[Task to carry out] Find every line with the word "grid". Copy those lines.

[Materials provided]
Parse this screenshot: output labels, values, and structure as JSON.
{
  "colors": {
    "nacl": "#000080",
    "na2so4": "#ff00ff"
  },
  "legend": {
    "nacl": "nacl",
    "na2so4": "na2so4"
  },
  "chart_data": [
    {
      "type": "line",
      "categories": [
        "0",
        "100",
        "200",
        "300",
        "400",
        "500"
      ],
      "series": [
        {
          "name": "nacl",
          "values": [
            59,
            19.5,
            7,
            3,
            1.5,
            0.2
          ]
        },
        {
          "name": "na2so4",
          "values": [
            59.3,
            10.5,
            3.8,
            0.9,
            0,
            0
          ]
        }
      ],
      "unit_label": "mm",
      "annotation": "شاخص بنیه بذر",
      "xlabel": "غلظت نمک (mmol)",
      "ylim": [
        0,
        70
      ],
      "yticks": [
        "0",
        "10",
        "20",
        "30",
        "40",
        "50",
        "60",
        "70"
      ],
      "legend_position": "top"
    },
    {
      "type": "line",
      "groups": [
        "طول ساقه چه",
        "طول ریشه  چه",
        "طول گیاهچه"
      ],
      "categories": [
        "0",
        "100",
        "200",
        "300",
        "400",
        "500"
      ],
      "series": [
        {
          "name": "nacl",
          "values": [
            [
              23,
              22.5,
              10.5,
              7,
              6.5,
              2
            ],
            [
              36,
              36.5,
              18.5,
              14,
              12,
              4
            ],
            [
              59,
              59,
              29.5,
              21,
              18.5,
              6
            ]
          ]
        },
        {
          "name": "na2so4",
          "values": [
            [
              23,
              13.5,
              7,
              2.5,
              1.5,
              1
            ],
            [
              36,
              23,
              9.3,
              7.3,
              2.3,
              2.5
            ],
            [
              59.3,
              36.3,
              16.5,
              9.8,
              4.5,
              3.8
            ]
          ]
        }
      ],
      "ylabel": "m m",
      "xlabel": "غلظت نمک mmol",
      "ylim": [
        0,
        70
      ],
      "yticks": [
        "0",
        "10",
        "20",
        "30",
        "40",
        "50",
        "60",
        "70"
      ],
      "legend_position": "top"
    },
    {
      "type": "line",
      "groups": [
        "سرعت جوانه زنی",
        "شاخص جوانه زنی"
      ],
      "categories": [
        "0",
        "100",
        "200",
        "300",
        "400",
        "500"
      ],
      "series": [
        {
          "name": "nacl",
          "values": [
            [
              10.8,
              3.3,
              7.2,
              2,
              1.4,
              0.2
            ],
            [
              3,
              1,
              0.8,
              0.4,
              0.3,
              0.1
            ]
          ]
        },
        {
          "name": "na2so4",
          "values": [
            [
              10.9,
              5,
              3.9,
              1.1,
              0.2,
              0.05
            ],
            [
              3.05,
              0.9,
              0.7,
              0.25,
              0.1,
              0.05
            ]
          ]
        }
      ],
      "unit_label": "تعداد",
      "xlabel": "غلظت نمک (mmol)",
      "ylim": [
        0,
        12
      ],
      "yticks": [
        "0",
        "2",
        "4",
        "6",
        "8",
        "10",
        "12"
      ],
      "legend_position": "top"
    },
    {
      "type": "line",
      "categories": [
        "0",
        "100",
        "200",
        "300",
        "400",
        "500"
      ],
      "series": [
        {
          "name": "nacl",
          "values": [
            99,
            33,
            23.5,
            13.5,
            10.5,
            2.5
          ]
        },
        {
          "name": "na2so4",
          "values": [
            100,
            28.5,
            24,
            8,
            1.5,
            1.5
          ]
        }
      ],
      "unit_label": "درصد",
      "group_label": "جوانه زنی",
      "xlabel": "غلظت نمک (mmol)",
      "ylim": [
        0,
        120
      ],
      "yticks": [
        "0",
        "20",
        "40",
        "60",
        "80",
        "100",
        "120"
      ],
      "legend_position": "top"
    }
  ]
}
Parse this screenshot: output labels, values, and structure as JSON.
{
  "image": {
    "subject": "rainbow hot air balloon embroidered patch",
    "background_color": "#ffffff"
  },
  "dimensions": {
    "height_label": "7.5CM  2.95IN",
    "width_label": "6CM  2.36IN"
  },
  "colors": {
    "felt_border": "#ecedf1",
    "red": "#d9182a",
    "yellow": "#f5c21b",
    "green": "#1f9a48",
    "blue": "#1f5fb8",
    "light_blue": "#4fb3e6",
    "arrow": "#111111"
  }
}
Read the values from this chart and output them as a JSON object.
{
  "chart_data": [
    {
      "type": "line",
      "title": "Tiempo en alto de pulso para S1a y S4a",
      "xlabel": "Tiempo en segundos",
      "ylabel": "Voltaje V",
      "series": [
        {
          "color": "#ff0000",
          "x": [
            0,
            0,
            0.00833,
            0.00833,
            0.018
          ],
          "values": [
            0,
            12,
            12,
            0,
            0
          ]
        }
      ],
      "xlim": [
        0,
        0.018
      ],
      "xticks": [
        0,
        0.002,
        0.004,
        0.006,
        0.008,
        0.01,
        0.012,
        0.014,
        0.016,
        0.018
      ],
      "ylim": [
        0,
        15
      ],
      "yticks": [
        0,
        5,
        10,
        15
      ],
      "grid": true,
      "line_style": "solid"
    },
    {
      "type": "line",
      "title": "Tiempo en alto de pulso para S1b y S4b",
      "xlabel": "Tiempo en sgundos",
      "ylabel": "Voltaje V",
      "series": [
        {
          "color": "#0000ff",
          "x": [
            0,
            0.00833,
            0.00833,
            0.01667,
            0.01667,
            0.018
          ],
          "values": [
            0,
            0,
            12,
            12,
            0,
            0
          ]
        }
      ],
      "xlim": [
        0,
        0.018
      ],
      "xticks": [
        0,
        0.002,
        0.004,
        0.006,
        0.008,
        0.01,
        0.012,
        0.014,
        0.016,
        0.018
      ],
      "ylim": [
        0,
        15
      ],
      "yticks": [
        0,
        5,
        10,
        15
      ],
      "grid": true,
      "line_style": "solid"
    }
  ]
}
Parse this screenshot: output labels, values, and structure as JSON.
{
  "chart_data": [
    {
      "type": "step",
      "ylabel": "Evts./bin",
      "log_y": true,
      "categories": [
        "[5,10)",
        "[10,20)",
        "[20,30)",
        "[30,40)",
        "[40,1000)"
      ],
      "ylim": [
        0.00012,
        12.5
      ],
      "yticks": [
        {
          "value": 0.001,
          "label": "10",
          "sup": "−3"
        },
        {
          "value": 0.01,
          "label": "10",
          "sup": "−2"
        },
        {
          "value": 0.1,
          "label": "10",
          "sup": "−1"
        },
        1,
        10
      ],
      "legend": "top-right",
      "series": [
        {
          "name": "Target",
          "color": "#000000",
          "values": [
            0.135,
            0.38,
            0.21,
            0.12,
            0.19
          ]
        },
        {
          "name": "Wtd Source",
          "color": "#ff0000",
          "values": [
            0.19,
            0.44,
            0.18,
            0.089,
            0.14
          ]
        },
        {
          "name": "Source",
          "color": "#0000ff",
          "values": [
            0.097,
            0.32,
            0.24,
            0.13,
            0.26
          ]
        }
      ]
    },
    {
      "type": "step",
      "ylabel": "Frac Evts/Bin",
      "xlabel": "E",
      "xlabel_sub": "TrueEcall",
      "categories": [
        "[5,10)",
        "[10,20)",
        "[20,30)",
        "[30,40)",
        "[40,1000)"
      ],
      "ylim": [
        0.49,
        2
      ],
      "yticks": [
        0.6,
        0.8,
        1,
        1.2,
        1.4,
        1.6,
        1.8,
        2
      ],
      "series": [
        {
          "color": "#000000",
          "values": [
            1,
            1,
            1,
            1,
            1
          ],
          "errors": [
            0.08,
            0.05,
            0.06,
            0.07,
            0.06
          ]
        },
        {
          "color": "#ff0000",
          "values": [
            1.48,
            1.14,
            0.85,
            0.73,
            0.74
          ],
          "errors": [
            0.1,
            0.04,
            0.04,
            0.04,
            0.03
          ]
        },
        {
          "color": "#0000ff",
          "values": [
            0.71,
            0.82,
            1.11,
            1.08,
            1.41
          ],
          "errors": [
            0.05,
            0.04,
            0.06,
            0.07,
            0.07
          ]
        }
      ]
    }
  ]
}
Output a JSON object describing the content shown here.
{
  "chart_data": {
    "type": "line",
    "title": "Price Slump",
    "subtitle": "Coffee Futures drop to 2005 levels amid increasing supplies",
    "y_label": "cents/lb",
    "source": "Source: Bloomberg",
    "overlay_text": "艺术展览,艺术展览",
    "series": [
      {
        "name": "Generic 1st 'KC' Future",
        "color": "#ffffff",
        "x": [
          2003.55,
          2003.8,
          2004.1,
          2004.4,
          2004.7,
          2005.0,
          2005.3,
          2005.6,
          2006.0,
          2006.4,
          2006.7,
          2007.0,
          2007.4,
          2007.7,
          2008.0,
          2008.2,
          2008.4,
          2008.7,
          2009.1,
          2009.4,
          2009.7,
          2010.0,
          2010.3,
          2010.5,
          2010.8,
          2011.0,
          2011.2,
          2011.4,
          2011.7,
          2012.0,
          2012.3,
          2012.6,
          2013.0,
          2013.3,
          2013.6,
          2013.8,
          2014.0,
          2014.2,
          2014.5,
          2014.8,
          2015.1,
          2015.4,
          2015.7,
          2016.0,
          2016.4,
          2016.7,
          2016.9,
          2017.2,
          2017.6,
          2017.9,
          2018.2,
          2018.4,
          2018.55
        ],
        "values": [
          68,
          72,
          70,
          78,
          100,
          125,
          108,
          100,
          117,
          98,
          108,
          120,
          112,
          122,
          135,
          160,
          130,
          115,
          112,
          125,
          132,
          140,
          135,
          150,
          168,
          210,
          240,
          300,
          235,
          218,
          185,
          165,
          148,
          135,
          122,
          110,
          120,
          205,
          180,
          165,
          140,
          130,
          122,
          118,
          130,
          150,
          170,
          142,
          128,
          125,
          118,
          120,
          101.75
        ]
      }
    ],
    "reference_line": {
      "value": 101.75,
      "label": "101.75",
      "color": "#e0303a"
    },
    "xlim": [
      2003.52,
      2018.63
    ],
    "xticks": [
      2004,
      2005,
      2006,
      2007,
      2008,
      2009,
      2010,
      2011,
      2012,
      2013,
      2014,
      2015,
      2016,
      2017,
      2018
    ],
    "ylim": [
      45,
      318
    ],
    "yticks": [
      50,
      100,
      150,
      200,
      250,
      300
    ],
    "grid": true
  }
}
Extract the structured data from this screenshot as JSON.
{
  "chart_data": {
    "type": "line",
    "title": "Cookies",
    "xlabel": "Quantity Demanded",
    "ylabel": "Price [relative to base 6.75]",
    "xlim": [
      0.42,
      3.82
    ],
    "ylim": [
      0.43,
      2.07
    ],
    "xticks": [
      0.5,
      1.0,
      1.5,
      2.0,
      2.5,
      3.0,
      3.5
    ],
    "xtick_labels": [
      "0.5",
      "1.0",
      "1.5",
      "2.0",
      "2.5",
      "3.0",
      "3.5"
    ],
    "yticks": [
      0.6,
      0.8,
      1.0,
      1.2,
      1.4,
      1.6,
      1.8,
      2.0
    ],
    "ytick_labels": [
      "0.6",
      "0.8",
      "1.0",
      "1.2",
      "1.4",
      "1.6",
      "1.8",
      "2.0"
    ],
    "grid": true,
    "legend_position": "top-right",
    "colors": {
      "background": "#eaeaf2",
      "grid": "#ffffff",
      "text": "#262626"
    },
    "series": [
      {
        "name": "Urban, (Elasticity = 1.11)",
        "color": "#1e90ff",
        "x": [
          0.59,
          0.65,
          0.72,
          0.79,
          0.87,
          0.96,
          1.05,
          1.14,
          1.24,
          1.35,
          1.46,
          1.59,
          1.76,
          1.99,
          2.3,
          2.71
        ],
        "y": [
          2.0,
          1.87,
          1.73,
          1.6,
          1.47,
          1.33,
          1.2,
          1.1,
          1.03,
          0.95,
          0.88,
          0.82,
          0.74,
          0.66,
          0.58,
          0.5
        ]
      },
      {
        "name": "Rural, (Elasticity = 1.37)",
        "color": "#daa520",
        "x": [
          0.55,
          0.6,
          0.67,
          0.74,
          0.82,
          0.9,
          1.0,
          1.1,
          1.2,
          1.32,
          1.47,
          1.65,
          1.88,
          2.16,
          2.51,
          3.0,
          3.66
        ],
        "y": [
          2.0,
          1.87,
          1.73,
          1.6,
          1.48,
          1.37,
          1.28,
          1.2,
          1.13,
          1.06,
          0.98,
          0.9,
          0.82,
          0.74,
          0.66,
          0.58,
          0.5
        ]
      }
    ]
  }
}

[Task result]
      "grid": true,
      "grid": true,
    "grid": true
    "grid": true,
      "grid": "#ffffff",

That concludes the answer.